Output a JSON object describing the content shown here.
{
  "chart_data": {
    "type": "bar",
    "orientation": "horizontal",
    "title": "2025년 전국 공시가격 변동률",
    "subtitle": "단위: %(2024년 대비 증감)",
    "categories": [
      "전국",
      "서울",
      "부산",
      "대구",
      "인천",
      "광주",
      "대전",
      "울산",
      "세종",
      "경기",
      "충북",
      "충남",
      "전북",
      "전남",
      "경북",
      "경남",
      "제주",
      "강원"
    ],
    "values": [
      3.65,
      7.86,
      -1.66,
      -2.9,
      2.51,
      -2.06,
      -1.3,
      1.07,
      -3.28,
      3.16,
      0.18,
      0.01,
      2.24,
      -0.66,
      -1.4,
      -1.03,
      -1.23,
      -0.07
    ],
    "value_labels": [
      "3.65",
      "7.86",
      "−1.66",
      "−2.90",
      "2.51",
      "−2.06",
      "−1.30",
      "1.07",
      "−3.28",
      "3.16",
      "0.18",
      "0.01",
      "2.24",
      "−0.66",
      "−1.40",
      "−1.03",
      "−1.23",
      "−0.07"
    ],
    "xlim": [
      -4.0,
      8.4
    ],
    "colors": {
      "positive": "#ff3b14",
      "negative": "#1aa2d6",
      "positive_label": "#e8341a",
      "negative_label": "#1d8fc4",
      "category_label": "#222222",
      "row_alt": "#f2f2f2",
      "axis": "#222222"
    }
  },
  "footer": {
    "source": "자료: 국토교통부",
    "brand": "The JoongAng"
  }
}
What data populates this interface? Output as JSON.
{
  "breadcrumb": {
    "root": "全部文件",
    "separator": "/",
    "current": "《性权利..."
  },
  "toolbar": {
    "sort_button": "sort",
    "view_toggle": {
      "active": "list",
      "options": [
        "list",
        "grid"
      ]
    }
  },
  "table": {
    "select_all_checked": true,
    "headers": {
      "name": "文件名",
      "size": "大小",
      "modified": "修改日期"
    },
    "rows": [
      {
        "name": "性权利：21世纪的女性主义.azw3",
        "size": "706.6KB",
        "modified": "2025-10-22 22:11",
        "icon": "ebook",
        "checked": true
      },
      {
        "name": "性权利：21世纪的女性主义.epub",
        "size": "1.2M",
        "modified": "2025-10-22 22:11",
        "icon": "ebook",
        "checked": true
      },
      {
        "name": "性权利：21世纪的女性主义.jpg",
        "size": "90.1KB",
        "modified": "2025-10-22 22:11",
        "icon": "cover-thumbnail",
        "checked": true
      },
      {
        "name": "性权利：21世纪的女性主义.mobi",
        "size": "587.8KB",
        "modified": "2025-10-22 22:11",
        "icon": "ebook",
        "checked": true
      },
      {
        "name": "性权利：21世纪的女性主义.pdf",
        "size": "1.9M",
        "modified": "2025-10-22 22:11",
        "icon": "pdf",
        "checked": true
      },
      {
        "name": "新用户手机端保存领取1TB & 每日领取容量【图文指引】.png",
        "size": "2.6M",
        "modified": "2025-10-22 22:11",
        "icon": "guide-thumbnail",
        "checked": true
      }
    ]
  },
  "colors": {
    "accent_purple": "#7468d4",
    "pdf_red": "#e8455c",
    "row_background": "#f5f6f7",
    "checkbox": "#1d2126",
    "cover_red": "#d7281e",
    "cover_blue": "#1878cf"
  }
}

################

Pick out every line of the listing containing the word "name", and show those lines.

__Task answer__:
      "name": "文件名",
        "name": "性权利：21世纪的女性主义.azw3",
        "name": "性权利：21世纪的女性主义.epub",
        "name": "性权利：21世纪的女性主义.jpg",
        "name": "性权利：21世纪的女性主义.mobi",
        "name": "性权利：21世纪的女性主义.pdf",
        "name": "新用户手机端保存领取1TB & 每日领取容量【图文指引】.png",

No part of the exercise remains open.